··· Material ···
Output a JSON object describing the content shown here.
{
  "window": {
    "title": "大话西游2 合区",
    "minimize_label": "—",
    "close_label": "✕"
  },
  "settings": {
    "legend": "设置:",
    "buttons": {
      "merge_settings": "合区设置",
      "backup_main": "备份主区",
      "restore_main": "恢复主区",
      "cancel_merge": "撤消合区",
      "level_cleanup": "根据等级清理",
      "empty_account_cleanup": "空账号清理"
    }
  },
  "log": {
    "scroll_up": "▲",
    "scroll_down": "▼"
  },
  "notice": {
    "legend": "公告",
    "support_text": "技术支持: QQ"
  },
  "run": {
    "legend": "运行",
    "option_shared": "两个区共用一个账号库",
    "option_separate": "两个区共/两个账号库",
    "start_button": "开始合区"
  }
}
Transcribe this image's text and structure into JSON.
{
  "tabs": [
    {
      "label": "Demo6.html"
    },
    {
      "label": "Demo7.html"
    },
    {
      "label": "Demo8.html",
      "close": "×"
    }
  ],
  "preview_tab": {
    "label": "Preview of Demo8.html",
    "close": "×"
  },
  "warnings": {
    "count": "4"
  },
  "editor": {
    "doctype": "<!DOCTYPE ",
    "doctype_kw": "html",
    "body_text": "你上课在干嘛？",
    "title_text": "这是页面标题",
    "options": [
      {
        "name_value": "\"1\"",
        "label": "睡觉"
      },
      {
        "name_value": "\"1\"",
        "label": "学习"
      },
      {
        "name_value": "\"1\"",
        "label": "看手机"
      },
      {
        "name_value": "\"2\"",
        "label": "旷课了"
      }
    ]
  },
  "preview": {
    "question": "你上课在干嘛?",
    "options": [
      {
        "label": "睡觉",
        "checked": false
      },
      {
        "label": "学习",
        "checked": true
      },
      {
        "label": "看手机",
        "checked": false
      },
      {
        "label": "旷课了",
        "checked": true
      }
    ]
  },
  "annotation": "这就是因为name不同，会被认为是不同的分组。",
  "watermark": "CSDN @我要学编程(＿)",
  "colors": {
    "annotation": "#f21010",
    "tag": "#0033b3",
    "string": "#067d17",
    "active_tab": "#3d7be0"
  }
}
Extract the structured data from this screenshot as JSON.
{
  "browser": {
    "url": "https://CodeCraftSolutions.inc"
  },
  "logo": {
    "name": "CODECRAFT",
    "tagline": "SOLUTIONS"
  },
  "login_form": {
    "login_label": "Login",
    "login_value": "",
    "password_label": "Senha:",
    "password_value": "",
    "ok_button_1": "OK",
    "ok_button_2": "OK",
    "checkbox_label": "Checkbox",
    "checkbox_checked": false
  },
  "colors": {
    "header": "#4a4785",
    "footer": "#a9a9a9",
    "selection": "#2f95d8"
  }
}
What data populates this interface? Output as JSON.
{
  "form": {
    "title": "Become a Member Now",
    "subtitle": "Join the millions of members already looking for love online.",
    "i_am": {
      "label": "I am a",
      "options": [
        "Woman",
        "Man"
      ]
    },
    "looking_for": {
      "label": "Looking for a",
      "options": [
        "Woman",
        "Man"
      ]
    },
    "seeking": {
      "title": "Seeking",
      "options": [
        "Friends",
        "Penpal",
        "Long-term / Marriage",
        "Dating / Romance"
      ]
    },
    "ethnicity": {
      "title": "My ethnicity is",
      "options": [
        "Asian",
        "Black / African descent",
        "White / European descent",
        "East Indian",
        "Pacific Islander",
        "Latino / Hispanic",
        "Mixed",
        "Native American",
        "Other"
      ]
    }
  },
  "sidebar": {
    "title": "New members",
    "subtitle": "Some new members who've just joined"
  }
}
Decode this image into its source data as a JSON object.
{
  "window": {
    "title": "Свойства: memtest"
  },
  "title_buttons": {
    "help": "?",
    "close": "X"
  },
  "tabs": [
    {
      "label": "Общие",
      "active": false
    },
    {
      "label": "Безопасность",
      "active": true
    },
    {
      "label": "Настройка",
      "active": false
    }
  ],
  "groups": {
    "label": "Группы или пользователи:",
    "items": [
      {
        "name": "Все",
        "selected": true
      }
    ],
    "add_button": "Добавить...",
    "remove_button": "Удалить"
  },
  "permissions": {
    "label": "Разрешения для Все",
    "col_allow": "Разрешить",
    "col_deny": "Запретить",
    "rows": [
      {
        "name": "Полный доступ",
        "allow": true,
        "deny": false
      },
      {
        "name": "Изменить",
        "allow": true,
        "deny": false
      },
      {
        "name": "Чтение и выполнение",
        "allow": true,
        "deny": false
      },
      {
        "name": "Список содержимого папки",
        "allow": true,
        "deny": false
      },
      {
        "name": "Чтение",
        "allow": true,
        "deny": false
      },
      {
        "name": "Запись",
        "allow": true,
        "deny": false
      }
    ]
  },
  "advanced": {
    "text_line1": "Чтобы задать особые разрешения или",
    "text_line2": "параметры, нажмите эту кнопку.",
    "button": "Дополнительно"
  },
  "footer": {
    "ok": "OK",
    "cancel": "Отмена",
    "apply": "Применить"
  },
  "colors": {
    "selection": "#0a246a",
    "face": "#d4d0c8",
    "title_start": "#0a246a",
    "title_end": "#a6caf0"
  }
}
···
Task details: Write out the whole listing exactly.

Exercise answer:
Output a JSON object describing the content shown here.
{
  "window": {
    "title": "大话西游2 合区",
    "minimize_label": "—",
    "close_label": "✕"
  },
  "settings": {
    "legend": "设置:",
    "buttons": {
      "merge_settings": "合区设置",
      "backup_main": "备份主区",
      "restore_main": "恢复主区",
      "cancel_merge": "撤消合区",
      "level_cleanup": "根据等级清理",
      "empty_account_cleanup": "空账号清理"
    }
  },
  "log": {
    "scroll_up": "▲",
    "scroll_down": "▼"
  },
  "notice": {
    "legend": "公告",
    "support_text": "技术支持: QQ"
  },
  "run": {
    "legend": "运行",
    "option_shared": "两个区共用一个账号库",
    "option_separate": "两个区共/两个账号库",
    "start_button": "开始合区"
  }
}
Transcribe this image's text and structure into JSON.
{
  "tabs": [
    {
      "label": "Demo6.html"
    },
    {
      "label": "Demo7.html"
    },
    {
      "label": "Demo8.html",
      "close": "×"
    }
  ],
  "preview_tab": {
    "label": "Preview of Demo8.html",
    "close": "×"
  },
  "warnings": {
    "count": "4"
  },
  "editor": {
    "doctype": "<!DOCTYPE ",
    "doctype_kw": "html",
    "body_text": "你上课在干嘛？",
    "title_text": "这是页面标题",
    "options": [
      {
        "name_value": "\"1\"",
        "label": "睡觉"
      },
      {
        "name_value": "\"1\"",
        "label": "学习"
      },
      {
        "name_value": "\"1\"",
        "label": "看手机"
      },
      {
        "name_value": "\"2\"",
        "label": "旷课了"
      }
    ]
  },
  "preview": {
    "question": "你上课在干嘛?",
    "options": [
      {
        "label": "睡觉",
        "checked": false
      },
      {
        "label": "学习",
        "checked": true
      },
      {
        "label": "看手机",
        "checked": false
      },
      {
        "label": "旷课了",
        "checked": true
      }
    ]
  },
  "annotation": "这就是因为name不同，会被认为是不同的分组。",
  "watermark": "CSDN @我要学编程(＿)",
  "colors": {
    "annotation": "#f21010",
    "tag": "#0033b3",
    "string": "#067d17",
    "active_tab": "#3d7be0"
  }
}
Extract the structured data from this screenshot as JSON.
{
  "browser": {
    "url": "https://CodeCraftSolutions.inc"
  },
  "logo": {
    "name": "CODECRAFT",
    "tagline": "SOLUTIONS"
  },
  "login_form": {
    "login_label": "Login",
    "login_value": "",
    "password_label": "Senha:",
    "password_value": "",
    "ok_button_1": "OK",
    "ok_button_2": "OK",
    "checkbox_label": "Checkbox",
    "checkbox_checked": false
  },
  "colors": {
    "header": "#4a4785",
    "footer": "#a9a9a9",
    "selection": "#2f95d8"
  }
}
What data populates this interface? Output as JSON.
{
  "form": {
    "title": "Become a Member Now",
    "subtitle": "Join the millions of members already looking for love online.",
    "i_am": {
      "label": "I am a",
      "options": [
        "Woman",
        "Man"
      ]
    },
    "looking_for": {
      "label": "Looking for a",
      "options": [
        "Woman",
        "Man"
      ]
    },
    "seeking": {
      "title": "Seeking",
      "options": [
        "Friends",
        "Penpal",
        "Long-term / Marriage",
        "Dating / Romance"
      ]
    },
    "ethnicity": {
      "title": "My ethnicity is",
      "options": [
        "Asian",
        "Black / African descent",
        "White / European descent",
        "East Indian",
        "Pacific Islander",
        "Latino / Hispanic",
        "Mixed",
        "Native American",
        "Other"
      ]
    }
  },
  "sidebar": {
    "title": "New members",
    "subtitle": "Some new members who've just joined"
  }
}
Decode this image into its source data as a JSON object.
{
  "window": {
    "title": "Свойства: memtest"
  },
  "title_buttons": {
    "help": "?",
    "close": "X"
  },
  "tabs": [
    {
      "label": "Общие",
      "active": false
    },
    {
      "label": "Безопасность",
      "active": true
    },
    {
      "label": "Настройка",
      "active": false
    }
  ],
  "groups": {
    "label": "Группы или пользователи:",
    "items": [
      {
        "name": "Все",
        "selected": true
      }
    ],
    "add_button": "Добавить...",
    "remove_button": "Удалить"
  },
  "permissions": {
    "label": "Разрешения для Все",
    "col_allow": "Разрешить",
    "col_deny": "Запретить",
    "rows": [
      {
        "name": "Полный доступ",
        "allow": true,
        "deny": false
      },
      {
        "name": "Изменить",
        "allow": true,
        "deny": false
      },
      {
        "name": "Чтение и выполнение",
        "allow": true,
        "deny": false
      },
      {
        "name": "Список содержимого папки",
        "allow": true,
        "deny": false
      },
      {
        "name": "Чтение",
        "allow": true,
        "deny": false
      },
      {
        "name": "Запись",
        "allow": true,
        "deny": false
      }
    ]
  },
  "advanced": {
    "text_line1": "Чтобы задать особые разрешения или",
    "text_line2": "параметры, нажмите эту кнопку.",
    "button": "Дополнительно"
  },
  "footer": {
    "ok": "OK",
    "cancel": "Отмена",
    "apply": "Применить"
  },
  "colors": {
    "selection": "#0a246a",
    "face": "#d4d0c8",
    "title_start": "#0a246a",
    "title_end": "#a6caf0"
  }
}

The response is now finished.